*** Data lines
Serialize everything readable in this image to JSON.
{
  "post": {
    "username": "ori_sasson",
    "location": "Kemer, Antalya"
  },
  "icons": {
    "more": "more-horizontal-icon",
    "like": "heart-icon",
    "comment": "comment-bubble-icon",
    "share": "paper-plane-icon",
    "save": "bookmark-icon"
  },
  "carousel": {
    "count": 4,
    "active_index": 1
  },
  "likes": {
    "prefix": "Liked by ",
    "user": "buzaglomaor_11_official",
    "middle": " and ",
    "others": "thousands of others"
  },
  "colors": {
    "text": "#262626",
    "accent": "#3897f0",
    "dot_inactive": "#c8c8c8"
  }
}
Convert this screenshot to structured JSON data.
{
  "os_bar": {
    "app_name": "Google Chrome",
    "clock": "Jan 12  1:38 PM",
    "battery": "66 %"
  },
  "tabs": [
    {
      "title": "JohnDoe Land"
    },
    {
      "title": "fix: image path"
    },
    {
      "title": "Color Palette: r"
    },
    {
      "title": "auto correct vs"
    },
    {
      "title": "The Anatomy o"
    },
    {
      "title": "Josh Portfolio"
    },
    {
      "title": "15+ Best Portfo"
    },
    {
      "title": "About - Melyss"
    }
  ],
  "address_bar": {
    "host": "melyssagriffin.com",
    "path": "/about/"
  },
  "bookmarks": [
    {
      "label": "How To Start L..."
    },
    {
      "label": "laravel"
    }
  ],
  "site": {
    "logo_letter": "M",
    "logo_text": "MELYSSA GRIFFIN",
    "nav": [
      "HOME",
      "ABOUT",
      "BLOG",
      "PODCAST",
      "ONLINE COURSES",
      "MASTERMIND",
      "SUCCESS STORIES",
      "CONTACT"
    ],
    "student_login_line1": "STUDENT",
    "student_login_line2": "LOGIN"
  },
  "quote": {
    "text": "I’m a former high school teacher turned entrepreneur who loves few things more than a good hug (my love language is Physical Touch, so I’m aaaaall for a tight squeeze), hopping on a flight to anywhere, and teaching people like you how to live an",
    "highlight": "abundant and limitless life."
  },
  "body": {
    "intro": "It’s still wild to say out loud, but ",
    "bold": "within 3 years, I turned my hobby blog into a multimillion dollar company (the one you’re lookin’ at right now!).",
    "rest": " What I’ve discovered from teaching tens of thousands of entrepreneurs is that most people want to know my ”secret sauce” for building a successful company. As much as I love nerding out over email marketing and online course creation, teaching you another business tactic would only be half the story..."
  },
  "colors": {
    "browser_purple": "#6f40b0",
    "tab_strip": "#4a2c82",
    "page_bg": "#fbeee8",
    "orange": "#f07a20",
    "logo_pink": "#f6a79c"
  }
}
******
Gather every line from the entries above where the word "JSON" appears, and copy them.

Serialize everything readable in this image to JSON.
Convert this screenshot to structured JSON data.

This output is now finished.